> WHAT IS REQUIRED
Using the entries that follow, collect the lines where the word "Cartesian" appears.

> RECORDED DATA

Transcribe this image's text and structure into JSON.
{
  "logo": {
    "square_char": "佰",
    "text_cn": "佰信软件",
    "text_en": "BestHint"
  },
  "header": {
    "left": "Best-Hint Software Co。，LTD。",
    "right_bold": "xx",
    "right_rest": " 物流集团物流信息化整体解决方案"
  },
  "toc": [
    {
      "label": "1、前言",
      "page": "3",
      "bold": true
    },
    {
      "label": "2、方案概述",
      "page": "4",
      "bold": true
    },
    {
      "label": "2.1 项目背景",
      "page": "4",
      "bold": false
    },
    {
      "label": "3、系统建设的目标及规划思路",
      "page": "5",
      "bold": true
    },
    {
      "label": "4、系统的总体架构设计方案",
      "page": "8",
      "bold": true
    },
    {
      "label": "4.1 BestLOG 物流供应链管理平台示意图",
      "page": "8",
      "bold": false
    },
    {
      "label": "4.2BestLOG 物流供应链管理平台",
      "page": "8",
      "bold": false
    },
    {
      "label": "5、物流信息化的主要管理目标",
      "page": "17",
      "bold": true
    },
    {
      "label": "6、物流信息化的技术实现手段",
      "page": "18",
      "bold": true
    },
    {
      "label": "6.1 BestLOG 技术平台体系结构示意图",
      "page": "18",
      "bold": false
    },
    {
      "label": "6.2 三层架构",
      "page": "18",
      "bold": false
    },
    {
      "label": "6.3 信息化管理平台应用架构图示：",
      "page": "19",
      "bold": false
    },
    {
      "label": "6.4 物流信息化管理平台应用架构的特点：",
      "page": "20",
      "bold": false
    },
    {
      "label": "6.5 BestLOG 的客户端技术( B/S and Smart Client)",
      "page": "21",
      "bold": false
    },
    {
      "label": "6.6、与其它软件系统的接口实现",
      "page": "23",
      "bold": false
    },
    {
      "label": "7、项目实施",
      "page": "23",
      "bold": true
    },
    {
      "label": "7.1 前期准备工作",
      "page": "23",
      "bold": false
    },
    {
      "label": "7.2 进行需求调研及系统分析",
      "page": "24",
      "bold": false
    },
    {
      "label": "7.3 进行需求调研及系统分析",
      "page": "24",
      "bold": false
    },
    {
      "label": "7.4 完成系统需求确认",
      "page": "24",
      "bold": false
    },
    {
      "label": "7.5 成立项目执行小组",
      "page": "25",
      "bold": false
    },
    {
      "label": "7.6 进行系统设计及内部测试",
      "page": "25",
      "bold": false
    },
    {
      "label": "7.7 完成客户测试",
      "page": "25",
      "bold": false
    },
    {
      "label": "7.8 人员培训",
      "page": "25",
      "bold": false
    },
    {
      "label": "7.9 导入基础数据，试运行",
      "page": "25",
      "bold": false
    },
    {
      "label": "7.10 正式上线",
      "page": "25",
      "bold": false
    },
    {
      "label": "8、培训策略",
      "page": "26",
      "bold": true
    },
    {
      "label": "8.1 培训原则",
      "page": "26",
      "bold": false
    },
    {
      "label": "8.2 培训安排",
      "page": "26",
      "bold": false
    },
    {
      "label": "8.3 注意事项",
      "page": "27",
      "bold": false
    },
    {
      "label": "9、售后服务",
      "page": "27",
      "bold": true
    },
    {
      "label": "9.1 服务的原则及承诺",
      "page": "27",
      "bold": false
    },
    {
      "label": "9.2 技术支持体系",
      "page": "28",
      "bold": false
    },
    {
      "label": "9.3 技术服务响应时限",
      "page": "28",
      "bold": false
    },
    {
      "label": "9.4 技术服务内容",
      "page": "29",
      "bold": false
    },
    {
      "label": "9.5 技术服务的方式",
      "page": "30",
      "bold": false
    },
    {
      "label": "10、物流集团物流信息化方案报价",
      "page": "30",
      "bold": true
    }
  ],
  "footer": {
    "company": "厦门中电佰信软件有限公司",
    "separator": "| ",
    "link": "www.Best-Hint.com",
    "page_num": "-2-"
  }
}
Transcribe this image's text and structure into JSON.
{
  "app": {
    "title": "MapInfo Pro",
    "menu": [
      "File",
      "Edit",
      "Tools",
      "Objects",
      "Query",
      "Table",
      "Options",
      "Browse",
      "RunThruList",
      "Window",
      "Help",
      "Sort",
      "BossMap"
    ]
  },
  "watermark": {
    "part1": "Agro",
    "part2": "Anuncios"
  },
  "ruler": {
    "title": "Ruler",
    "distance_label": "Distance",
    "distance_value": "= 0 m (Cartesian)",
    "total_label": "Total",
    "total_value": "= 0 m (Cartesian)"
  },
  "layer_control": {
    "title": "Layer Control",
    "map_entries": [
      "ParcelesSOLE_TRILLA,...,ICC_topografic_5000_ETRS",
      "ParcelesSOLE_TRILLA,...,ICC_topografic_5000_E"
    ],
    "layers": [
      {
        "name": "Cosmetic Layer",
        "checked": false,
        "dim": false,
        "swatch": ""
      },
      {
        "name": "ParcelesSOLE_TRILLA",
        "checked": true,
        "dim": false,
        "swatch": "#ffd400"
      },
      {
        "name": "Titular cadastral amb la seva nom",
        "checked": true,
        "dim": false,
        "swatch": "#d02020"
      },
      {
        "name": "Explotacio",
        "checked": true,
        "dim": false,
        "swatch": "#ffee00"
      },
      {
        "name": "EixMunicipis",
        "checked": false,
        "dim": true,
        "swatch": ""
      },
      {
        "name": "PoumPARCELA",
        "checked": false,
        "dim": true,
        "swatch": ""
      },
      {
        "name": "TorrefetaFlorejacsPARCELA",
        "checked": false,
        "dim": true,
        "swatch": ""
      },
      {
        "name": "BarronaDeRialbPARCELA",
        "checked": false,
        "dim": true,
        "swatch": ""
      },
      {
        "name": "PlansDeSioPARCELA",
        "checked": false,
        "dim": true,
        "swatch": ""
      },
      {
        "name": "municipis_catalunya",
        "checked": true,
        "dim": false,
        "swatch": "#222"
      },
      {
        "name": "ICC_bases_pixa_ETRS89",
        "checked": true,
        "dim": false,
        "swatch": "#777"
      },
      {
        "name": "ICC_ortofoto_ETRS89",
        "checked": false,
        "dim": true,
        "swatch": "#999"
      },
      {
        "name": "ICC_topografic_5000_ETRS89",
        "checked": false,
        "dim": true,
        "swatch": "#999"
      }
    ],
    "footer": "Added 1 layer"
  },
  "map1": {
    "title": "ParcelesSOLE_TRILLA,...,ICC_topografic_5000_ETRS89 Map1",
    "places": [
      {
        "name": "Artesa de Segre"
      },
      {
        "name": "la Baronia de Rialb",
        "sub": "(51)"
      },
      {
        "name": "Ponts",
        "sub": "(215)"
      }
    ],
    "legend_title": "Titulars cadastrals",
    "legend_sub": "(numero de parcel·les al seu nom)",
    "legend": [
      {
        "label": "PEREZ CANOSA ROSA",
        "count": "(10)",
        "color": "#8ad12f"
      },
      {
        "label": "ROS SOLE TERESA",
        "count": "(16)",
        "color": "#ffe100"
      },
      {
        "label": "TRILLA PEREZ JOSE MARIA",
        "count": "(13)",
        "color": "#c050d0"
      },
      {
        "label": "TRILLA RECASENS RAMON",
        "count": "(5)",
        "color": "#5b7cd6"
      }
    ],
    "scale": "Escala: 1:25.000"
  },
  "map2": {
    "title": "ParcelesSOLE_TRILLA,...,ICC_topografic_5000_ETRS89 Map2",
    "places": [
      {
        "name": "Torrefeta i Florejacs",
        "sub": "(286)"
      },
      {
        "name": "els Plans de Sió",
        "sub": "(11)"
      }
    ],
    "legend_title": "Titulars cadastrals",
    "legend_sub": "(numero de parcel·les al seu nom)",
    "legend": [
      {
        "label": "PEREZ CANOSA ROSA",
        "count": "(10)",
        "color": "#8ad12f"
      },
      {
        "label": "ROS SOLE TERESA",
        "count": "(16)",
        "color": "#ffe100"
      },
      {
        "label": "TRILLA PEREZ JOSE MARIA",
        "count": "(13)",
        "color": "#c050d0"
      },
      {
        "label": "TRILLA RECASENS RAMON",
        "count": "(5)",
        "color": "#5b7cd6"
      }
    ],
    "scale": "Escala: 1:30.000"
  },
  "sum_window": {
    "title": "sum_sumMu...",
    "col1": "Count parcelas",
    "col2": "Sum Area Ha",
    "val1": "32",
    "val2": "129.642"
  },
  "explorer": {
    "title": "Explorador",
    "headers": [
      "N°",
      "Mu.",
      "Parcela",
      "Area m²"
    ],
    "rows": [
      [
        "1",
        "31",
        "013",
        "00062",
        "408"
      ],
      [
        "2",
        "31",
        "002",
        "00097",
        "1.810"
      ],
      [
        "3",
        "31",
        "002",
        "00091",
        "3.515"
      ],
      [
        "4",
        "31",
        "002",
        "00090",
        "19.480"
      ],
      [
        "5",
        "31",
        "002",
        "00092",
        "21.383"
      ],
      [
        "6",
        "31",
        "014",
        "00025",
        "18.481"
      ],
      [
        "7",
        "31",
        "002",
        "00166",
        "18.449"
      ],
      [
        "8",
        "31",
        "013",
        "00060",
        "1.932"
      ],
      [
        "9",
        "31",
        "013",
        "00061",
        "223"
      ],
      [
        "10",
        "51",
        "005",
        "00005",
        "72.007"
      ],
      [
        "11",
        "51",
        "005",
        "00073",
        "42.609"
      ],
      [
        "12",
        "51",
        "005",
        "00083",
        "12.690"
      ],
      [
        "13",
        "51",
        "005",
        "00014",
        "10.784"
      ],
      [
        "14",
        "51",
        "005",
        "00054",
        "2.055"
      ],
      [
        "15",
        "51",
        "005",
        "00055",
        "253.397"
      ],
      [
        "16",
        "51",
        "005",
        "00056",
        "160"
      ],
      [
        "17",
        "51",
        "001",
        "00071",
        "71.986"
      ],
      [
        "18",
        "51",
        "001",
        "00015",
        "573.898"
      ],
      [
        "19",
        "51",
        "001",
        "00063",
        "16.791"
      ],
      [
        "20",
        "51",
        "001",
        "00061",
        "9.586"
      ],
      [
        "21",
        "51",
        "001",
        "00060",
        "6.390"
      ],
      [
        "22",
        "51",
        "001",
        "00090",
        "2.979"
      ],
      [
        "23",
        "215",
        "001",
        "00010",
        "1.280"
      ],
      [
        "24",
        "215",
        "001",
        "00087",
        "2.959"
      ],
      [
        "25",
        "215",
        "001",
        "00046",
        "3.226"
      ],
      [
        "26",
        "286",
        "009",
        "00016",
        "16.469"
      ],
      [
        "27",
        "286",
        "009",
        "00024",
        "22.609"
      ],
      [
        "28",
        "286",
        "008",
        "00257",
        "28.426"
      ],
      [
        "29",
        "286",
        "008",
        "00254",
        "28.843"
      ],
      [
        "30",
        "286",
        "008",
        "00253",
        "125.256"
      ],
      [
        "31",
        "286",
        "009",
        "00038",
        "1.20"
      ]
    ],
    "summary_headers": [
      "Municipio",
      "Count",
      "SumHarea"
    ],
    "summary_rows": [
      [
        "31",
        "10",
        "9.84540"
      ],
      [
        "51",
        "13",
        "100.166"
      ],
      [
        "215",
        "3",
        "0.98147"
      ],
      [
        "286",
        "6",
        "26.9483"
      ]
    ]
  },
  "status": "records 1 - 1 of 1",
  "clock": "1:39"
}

> RIGHT ANSWER
    "distance_value": "= 0 m (Cartesian)",
    "total_value": "= 0 m (Cartesian)"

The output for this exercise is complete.